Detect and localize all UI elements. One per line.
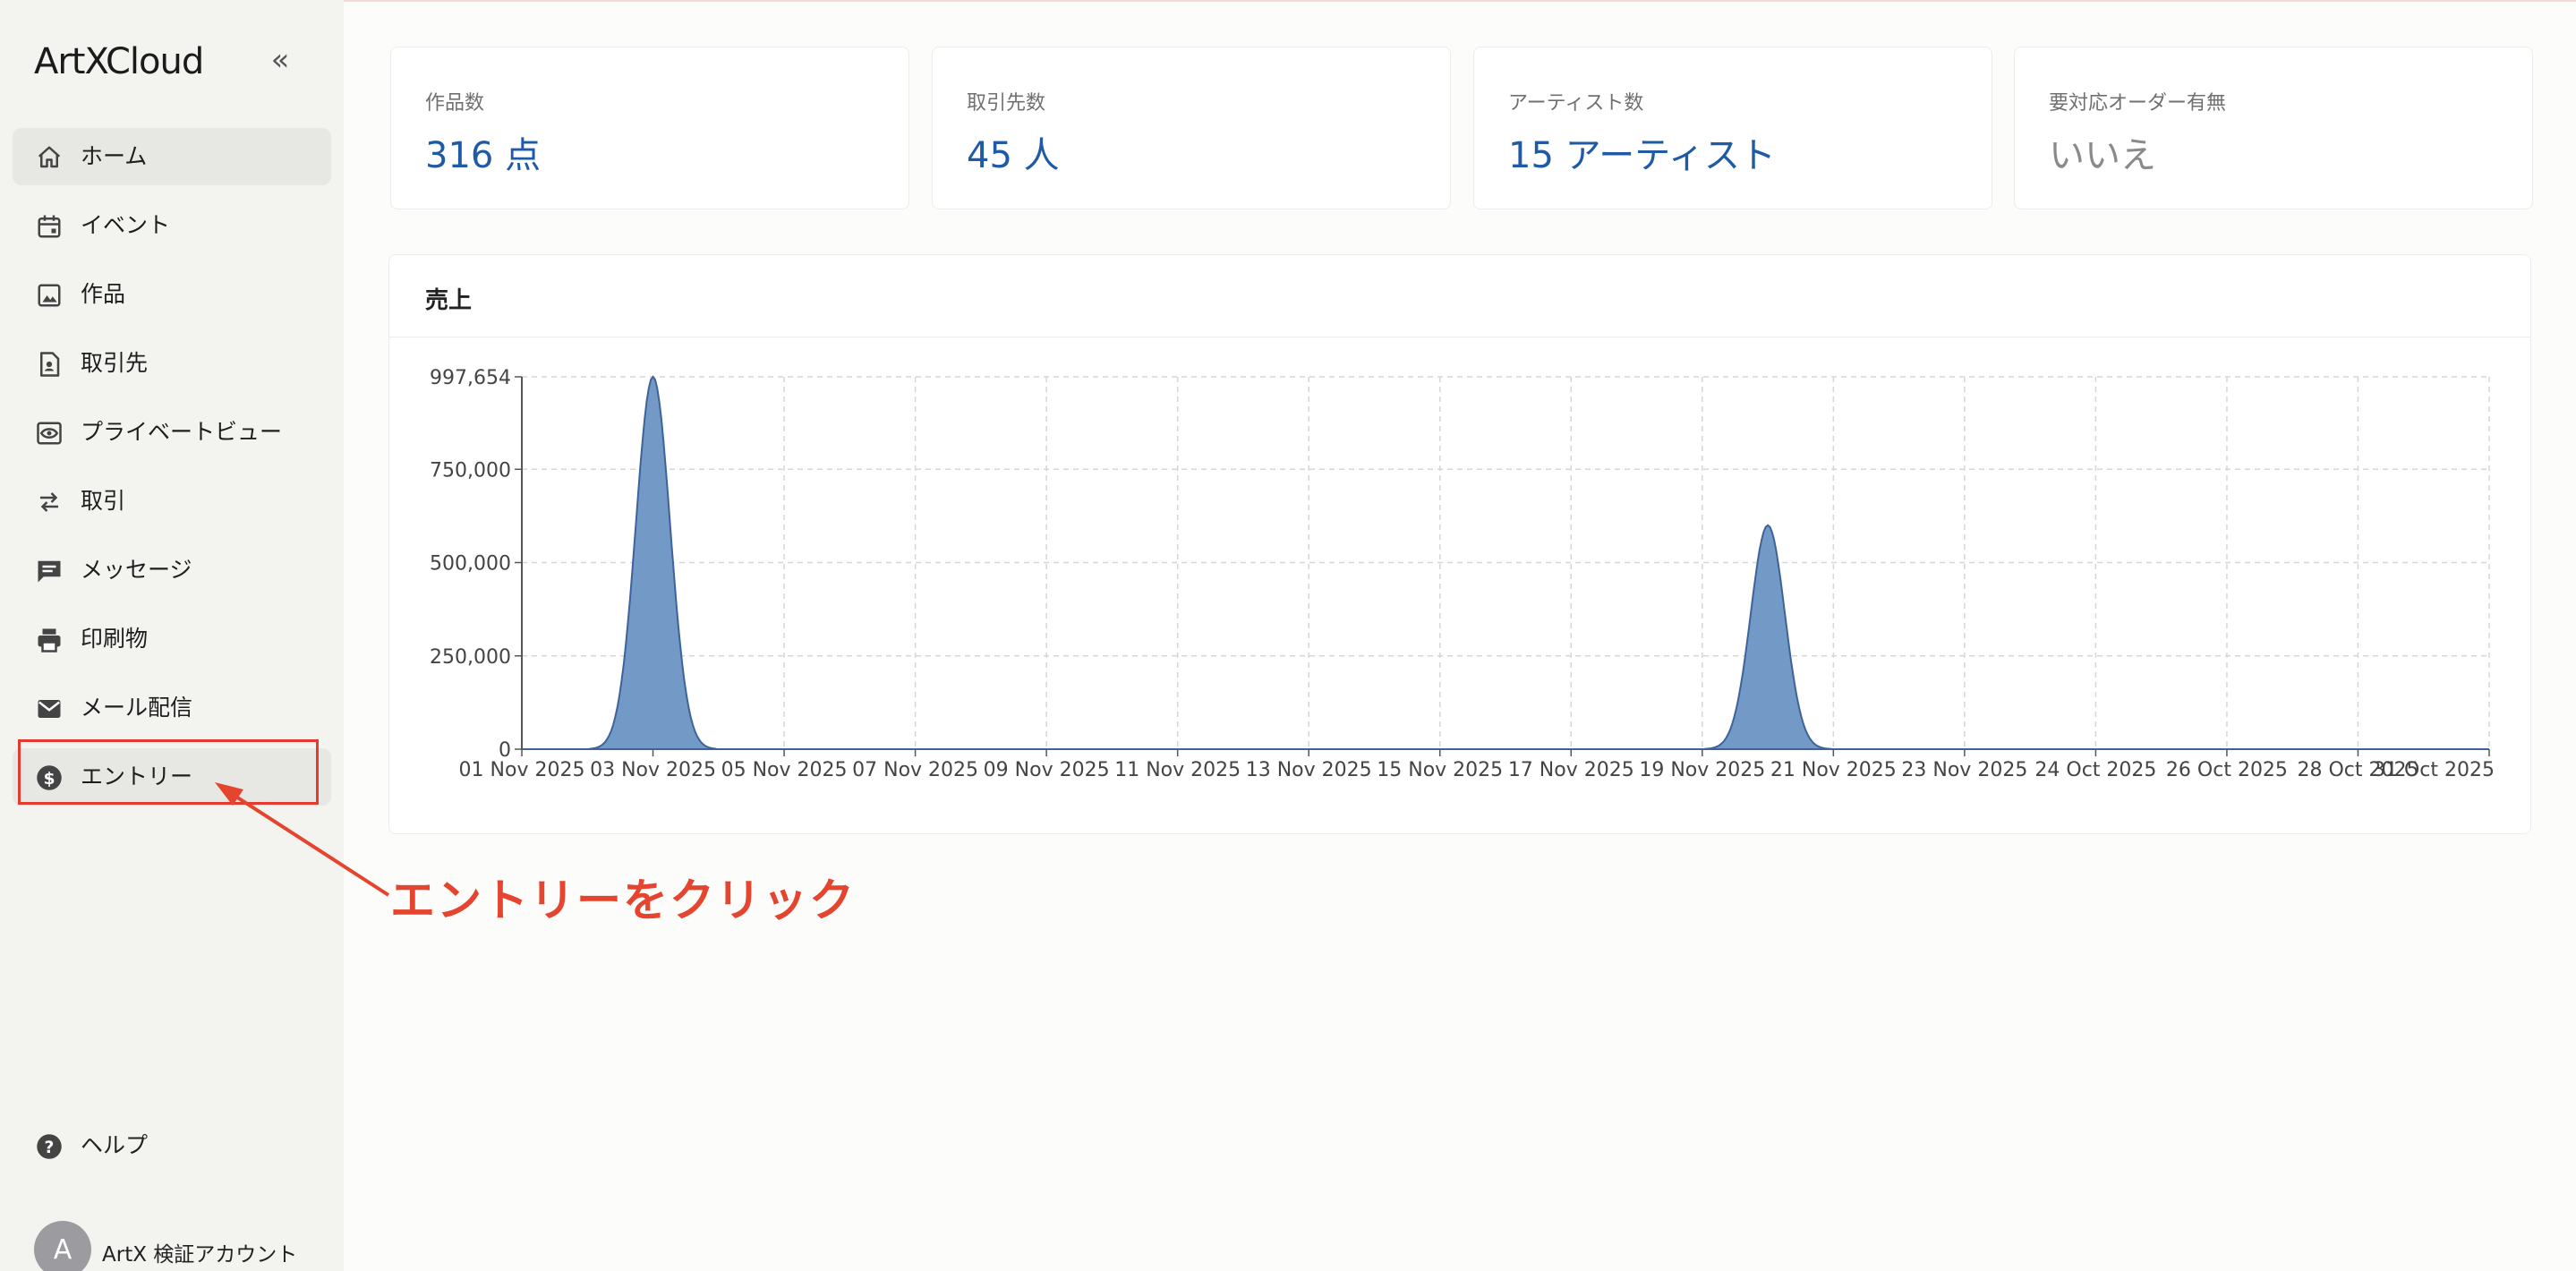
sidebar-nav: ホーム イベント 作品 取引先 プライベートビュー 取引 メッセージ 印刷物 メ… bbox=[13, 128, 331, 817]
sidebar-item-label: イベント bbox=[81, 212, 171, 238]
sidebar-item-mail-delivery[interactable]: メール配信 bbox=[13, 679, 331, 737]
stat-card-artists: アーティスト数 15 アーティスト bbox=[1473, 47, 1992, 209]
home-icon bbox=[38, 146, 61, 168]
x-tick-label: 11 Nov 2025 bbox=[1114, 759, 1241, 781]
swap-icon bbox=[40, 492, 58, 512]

- - -

Return every line of the material above unchanged, omitting the pictures.

Detect and localize all UI elements. One per line.
sidebar-nav: ホーム イベント 作品 取引先 プライベートビュー 取引 メッセージ 印刷物 メ… bbox=[13, 128, 331, 817]
sidebar-item-label: イベント bbox=[81, 212, 171, 238]
sidebar-item-mail-delivery[interactable]: メール配信 bbox=[13, 679, 331, 737]
stat-card-artists: アーティスト数 15 アーティスト bbox=[1473, 47, 1992, 209]
home-icon bbox=[38, 146, 61, 168]
x-tick-label: 11 Nov 2025 bbox=[1114, 759, 1241, 781]
swap-icon bbox=[40, 492, 58, 512]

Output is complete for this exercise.